**Work instructions**
Reproduce the following material exactly, including every line.

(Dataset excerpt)
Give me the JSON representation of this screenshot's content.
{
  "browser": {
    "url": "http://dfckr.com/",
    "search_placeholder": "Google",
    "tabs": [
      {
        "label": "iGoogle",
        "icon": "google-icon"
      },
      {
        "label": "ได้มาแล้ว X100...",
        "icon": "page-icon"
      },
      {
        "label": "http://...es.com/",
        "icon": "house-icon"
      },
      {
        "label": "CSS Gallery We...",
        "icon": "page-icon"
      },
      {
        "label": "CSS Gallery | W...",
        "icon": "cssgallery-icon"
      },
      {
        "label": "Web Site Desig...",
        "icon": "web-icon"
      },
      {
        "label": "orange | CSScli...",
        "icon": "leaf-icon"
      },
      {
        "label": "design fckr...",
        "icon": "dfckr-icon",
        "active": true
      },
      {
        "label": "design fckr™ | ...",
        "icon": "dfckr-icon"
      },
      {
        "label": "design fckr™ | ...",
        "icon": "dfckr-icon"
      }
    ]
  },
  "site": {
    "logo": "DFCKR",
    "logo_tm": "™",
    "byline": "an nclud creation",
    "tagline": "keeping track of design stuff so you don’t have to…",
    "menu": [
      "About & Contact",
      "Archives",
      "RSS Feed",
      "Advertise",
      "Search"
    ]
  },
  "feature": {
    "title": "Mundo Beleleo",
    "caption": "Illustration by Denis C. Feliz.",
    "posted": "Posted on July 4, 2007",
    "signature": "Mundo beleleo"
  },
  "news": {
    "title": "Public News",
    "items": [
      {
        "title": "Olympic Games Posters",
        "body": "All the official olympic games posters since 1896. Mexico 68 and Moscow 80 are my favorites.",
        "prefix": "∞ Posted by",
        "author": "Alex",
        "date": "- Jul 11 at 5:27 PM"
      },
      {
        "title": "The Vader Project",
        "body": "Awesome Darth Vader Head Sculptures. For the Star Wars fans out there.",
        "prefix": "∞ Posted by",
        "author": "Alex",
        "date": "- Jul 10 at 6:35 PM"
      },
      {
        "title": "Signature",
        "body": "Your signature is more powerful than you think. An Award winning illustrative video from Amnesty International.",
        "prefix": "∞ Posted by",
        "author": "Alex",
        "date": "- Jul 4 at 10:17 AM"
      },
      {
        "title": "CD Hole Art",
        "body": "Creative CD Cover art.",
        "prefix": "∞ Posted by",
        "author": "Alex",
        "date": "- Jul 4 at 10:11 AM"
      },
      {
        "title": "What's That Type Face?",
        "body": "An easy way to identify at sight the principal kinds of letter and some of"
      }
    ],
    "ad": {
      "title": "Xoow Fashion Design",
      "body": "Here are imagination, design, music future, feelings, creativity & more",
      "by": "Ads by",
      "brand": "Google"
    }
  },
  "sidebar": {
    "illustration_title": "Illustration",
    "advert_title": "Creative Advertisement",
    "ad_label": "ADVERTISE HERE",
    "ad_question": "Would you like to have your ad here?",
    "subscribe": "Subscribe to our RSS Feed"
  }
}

**Solution to the problem**
Give me the JSON representation of this screenshot's content.
{
  "browser": {
    "url": "http://dfckr.com/",
    "search_placeholder": "Google",
    "tabs": [
      {
        "label": "iGoogle",
        "icon": "google-icon"
      },
      {
        "label": "ได้มาแล้ว X100...",
        "icon": "page-icon"
      },
      {
        "label": "http://...es.com/",
        "icon": "house-icon"
      },
      {
        "label": "CSS Gallery We...",
        "icon": "page-icon"
      },
      {
        "label": "CSS Gallery | W...",
        "icon": "cssgallery-icon"
      },
      {
        "label": "Web Site Desig...",
        "icon": "web-icon"
      },
      {
        "label": "orange | CSScli...",
        "icon": "leaf-icon"
      },
      {
        "label": "design fckr...",
        "icon": "dfckr-icon",
        "active": true
      },
      {
        "label": "design fckr™ | ...",
        "icon": "dfckr-icon"
      },
      {
        "label": "design fckr™ | ...",
        "icon": "dfckr-icon"
      }
    ]
  },
  "site": {
    "logo": "DFCKR",
    "logo_tm": "™",
    "byline": "an nclud creation",
    "tagline": "keeping track of design stuff so you don’t have to…",
    "menu": [
      "About & Contact",
      "Archives",
      "RSS Feed",
      "Advertise",
      "Search"
    ]
  },
  "feature": {
    "title": "Mundo Beleleo",
    "caption": "Illustration by Denis C. Feliz.",
    "posted": "Posted on July 4, 2007",
    "signature": "Mundo beleleo"
  },
  "news": {
    "title": "Public News",
    "items": [
      {
        "title": "Olympic Games Posters",
        "body": "All the official olympic games posters since 1896. Mexico 68 and Moscow 80 are my favorites.",
        "prefix": "∞ Posted by",
        "author": "Alex",
        "date": "- Jul 11 at 5:27 PM"
      },
      {
        "title": "The Vader Project",
        "body": "Awesome Darth Vader Head Sculptures. For the Star Wars fans out there.",
        "prefix": "∞ Posted by",
        "author": "Alex",
        "date": "- Jul 10 at 6:35 PM"
      },
      {
        "title": "Signature",
        "body": "Your signature is more powerful than you think. An Award winning illustrative video from Amnesty International.",
        "prefix": "∞ Posted by",
        "author": "Alex",
        "date": "- Jul 4 at 10:17 AM"
      },
      {
        "title": "CD Hole Art",
        "body": "Creative CD Cover art.",
        "prefix": "∞ Posted by",
        "author": "Alex",
        "date": "- Jul 4 at 10:11 AM"
      },
      {
        "title": "What's That Type Face?",
        "body": "An easy way to identify at sight the principal kinds of letter and some of"
      }
    ],
    "ad": {
      "title": "Xoow Fashion Design",
      "body": "Here are imagination, design, music future, feelings, creativity & more",
      "by": "Ads by",
      "brand": "Google"
    }
  },
  "sidebar": {
    "illustration_title": "Illustration",
    "advert_title": "Creative Advertisement",
    "ad_label": "ADVERTISE HERE",
    "ad_question": "Would you like to have your ad here?",
    "subscribe": "Subscribe to our RSS Feed"
  }
}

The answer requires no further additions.